··· PROVIDED DATA

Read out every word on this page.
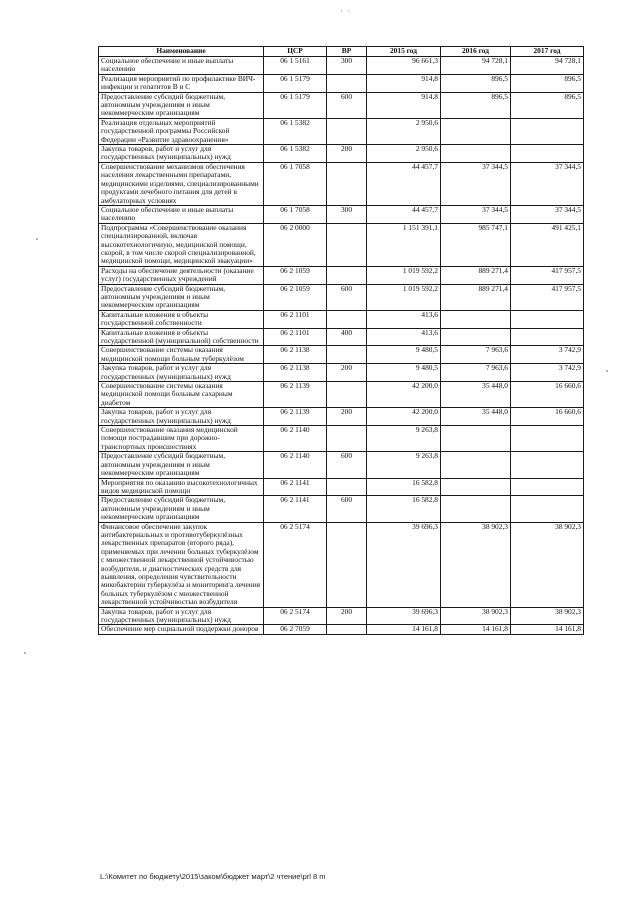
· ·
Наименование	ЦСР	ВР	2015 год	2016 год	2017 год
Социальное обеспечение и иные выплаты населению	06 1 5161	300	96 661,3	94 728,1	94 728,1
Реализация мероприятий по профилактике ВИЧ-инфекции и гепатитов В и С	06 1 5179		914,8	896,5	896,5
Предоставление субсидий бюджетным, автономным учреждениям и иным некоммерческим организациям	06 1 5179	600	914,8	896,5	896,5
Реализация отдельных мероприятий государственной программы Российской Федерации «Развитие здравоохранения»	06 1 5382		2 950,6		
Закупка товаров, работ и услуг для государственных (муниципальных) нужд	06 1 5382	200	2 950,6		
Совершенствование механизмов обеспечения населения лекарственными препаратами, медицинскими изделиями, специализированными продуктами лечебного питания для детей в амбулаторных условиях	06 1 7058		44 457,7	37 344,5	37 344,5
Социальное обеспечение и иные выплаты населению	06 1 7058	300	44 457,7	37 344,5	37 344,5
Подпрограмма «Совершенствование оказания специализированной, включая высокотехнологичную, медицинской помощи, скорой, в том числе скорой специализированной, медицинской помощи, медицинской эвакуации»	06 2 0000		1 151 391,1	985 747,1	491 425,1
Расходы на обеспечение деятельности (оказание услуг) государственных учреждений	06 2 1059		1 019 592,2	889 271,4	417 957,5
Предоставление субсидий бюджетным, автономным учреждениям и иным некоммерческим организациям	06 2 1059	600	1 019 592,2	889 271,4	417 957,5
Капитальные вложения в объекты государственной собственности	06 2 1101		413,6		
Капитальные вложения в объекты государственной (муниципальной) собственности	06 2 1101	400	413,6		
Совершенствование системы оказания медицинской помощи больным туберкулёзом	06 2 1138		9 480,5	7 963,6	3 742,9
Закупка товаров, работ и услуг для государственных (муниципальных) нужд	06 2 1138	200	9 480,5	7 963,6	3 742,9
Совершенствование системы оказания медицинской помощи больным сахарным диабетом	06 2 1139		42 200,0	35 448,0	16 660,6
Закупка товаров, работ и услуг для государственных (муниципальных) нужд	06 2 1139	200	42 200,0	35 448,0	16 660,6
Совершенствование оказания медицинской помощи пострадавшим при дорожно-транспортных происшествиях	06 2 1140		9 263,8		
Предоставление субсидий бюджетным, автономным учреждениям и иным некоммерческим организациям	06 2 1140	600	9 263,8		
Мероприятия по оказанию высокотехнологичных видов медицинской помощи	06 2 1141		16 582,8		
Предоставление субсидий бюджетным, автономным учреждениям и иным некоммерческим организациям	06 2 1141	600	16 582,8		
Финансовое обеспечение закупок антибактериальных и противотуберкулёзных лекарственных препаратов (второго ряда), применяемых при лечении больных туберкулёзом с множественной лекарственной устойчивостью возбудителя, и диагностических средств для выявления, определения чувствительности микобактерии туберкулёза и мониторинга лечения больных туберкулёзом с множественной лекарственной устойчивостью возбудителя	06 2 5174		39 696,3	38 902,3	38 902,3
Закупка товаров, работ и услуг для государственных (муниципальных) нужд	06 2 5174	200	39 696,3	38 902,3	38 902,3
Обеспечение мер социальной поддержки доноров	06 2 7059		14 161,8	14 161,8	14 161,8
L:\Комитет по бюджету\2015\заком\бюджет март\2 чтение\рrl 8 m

······

*DIRECTIVE:* From the records above, pull out each line that has "товаров".

*WORKED ANSWER:*
Закупка товаров, работ и услуг для государственных (муниципальных) нужд	06 1 5382	200	2 950,6		
Закупка товаров, работ и услуг для государственных (муниципальных) нужд	06 2 1138	200	9 480,5	7 963,6	3 742,9
Закупка товаров, работ и услуг для государственных (муниципальных) нужд	06 2 1139	200	42 200,0	35 448,0	16 660,6
Закупка товаров, работ и услуг для государственных (муниципальных) нужд	06 2 5174	200	39 696,3	38 902,3	38 902,3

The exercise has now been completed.